*Task requirements*:
From the entries that follow, gather each line holding the word "المهذار".

────────────────────────────────────────

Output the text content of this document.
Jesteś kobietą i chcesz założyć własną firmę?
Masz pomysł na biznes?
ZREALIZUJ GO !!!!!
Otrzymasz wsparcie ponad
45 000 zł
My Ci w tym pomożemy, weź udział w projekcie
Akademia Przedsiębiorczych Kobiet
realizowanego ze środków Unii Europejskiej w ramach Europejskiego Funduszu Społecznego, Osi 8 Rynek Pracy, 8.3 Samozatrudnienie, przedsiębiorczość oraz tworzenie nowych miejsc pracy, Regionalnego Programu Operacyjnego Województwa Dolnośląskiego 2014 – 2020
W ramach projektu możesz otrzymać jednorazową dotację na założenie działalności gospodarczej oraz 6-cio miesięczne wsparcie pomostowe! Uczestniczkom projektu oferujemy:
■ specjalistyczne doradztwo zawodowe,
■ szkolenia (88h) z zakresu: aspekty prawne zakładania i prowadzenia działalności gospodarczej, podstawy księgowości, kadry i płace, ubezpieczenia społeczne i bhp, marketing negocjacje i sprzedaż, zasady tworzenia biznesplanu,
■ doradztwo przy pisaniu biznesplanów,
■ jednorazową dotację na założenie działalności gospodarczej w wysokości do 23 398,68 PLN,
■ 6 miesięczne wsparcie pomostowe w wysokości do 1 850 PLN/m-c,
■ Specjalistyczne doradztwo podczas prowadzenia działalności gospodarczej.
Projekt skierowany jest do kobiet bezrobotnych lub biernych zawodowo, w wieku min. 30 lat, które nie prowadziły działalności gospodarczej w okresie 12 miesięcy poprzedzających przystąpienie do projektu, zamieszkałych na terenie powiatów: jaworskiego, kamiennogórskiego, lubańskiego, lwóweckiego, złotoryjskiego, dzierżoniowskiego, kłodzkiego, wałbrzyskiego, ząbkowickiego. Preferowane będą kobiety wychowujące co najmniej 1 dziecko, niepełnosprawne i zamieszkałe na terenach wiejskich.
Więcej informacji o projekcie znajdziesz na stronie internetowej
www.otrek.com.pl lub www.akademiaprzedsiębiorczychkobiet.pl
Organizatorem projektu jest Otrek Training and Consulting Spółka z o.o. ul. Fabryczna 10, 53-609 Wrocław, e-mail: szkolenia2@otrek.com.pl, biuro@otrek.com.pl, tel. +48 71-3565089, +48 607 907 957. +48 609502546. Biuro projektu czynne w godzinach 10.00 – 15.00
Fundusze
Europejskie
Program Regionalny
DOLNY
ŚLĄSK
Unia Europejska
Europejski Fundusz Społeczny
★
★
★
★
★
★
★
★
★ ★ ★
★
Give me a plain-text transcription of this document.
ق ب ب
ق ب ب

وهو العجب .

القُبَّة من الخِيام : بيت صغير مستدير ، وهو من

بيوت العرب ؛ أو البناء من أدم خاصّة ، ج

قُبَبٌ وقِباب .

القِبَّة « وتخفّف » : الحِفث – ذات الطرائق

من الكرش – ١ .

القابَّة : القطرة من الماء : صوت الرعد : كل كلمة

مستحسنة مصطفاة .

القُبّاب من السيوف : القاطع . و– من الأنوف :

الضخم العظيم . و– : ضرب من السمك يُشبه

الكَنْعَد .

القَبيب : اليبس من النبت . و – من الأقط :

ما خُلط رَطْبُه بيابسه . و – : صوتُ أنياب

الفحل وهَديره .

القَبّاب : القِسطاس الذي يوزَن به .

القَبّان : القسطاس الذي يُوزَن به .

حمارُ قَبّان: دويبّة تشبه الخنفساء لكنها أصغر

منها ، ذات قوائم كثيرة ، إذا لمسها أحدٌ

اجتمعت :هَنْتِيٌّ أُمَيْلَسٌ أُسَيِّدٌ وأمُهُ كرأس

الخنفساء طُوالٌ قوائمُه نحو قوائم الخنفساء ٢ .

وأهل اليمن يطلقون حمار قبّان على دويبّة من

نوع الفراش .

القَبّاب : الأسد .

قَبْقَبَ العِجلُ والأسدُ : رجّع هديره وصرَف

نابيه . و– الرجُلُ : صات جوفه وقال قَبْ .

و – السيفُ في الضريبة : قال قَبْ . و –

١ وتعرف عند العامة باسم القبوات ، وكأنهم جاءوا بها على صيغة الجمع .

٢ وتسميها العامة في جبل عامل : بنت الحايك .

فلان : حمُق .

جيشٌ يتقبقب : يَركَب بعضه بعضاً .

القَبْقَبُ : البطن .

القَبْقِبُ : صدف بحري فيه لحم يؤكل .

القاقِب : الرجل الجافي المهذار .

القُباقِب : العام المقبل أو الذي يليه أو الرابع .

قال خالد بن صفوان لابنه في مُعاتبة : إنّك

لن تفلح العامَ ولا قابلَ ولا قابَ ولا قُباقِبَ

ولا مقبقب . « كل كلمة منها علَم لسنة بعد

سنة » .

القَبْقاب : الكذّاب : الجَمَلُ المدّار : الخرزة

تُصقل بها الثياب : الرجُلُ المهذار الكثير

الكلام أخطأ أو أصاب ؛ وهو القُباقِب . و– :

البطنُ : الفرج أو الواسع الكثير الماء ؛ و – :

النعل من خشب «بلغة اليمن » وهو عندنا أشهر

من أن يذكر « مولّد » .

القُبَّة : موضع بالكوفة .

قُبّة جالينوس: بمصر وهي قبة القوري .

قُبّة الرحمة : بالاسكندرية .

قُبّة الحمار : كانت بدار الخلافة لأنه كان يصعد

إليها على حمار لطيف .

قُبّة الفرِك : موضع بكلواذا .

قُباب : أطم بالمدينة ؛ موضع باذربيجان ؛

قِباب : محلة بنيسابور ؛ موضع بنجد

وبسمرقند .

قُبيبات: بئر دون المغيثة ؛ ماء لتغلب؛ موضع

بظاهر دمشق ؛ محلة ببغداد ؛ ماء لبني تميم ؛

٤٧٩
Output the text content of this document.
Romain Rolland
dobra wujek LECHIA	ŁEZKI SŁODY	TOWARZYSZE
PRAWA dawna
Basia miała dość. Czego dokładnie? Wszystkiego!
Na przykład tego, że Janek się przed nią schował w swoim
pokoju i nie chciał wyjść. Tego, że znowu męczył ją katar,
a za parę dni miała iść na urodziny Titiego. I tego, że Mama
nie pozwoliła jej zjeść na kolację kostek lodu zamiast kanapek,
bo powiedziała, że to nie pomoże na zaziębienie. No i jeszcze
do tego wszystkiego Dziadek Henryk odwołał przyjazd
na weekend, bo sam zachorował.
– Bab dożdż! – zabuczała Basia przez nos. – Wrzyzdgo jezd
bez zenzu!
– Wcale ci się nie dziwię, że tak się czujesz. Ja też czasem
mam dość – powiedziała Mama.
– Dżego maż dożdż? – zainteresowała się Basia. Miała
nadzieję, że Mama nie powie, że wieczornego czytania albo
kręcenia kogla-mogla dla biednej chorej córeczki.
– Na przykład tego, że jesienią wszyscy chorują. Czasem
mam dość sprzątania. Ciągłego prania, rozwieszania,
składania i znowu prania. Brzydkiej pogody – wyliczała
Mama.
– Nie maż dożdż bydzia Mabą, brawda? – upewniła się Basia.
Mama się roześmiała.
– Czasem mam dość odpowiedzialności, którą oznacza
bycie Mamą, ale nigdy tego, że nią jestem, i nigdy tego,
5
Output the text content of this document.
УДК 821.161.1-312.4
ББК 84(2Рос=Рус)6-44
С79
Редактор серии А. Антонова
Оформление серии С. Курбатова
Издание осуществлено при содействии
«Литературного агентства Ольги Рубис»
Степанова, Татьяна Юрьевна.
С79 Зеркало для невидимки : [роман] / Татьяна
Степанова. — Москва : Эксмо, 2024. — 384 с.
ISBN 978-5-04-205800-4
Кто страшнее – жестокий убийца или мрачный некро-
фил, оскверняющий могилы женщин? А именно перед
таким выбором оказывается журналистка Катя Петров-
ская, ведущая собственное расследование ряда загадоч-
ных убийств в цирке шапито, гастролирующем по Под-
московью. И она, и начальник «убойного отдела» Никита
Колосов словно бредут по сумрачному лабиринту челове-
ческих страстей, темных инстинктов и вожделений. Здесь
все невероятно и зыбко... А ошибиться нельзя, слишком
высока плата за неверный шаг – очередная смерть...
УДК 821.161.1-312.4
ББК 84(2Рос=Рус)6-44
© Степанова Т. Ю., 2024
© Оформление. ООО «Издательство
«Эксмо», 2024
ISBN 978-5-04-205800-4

────────────────────────────────────────

*Finished task*:
القاقِب : الرجل الجافي المهذار .
تُصقل بها الثياب : الرجُلُ المهذار الكثير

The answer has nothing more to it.